- Text provided -
-- Opening Marker --

I’d say 38 days porn free. Quite proud of it, as it’s an unbelievable streak.
I have some concerns though… I’m being both highly restrictive and loose on my definition of porn. Any images - even those of clothed individuals, are pornographic rn for me. Print images, dvds, internet, exercise videos… etc. Even pictures of my own spouse - porn.
But, text based stuff - not porn. Up until today the only text based motivation I’ve used while taking care of myself was chats from my spouse, in conjunction with some toys. Today, I found myself using an AI chatbot.
So here I am… wondering how successful I’ve actually been. Worrying I’m standing atop a fallacy. I know that honesty is critical but also know that if I consider myself slipped, I’m headed into a bender of Reddit threads followed by wishy washy attempts for several months before I ever get a good streak going, and given this is my best streak ever… idk when I’d get it back.
I think a lot of things are difficult to define with sobriety. I also think I do best with a pinch of dishonesty between myself and I, but maybe this is flawed.
Personally I think honesty is the best policy for me.
I’m in my 7th year off of (non-prescribed) narcotics, alcohol, and marijuana. Period.
Have I tried other “fringe” chemicals and stuff. Yes. But I’m a recovering meth and heroin IV user, and my life has become amazing. I’m not destroying my life anymore and I am actually able to function. I don’t expect perfection for myself and if I find something non-narcotic that enhances my life, I’m willing to take it (using good judgement that is).
So that’s my opinion take it for what it is don’t take it to rationalize something you know is wrong though.
Hi friend. I don’t feel prepared to comment on what does or does not count as legit in your sobriety journey, which I think is up to you to decide anyway. You get to create your own goals and must manage them how you will, with honesty and gentleness. However, I can comment on the AI thing.
I am on this app because I am recovering from an AI chatbot addiction of my own. It not only served as my own source of explicit material (written, like you’re describing), but it became a sort of ‘porn’ in itself it terms of its addictive, dopamine-producing qualities. You’re not just risking adding to an actual porn addiction by using chatbots, but you are also introducing a whole different type of ‘porn’—of addictive material—into your life. I would encourage you to nip that in the bud quickly. I saw this not to make you feel bad, but just to warn you as somebody who struggles with it heavily.

-- Closing Marker --

- What the task requires -
Please answer from the thread on quitting porn: how many years has the writer recovering from meth and heroin been off non-prescribed narcotics, alcohol, and marijuana? The data has no role in this exercise.

- Data for analysis -
-- Opening Marker --

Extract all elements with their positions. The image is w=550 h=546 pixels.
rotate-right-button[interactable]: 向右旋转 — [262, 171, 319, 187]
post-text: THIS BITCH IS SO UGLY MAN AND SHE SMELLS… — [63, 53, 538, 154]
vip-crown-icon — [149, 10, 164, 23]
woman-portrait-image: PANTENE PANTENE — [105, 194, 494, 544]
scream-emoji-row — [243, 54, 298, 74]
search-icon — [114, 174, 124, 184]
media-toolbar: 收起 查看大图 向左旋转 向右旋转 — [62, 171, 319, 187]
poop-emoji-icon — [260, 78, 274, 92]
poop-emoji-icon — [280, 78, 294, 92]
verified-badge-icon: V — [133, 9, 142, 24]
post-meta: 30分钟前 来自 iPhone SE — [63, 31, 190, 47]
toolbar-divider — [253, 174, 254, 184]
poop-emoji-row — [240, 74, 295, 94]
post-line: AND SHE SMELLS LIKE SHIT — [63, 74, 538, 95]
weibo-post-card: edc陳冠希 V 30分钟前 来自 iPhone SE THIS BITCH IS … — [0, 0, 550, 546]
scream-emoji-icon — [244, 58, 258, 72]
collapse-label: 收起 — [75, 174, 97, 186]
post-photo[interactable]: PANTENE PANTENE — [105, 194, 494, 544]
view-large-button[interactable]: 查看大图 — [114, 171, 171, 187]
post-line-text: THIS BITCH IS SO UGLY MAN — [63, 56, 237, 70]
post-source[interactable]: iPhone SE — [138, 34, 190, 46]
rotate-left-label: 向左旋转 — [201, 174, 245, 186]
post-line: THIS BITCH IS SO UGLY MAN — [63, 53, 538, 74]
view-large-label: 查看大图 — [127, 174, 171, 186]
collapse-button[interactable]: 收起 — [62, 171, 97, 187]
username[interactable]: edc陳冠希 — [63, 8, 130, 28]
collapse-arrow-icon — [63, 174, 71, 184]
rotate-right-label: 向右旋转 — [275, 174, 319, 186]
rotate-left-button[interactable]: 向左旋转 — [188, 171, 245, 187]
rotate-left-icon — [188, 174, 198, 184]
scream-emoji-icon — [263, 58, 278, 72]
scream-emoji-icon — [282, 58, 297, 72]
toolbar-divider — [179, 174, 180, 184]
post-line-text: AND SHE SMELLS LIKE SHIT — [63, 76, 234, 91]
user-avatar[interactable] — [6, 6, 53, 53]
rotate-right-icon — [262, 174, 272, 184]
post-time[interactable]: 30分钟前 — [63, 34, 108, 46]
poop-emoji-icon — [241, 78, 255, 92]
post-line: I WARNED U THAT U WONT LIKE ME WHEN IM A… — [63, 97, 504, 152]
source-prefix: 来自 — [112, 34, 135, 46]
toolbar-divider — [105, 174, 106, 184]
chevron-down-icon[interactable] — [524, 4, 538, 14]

-- Closing Marker --

- Result -
The writer is in the 7th year.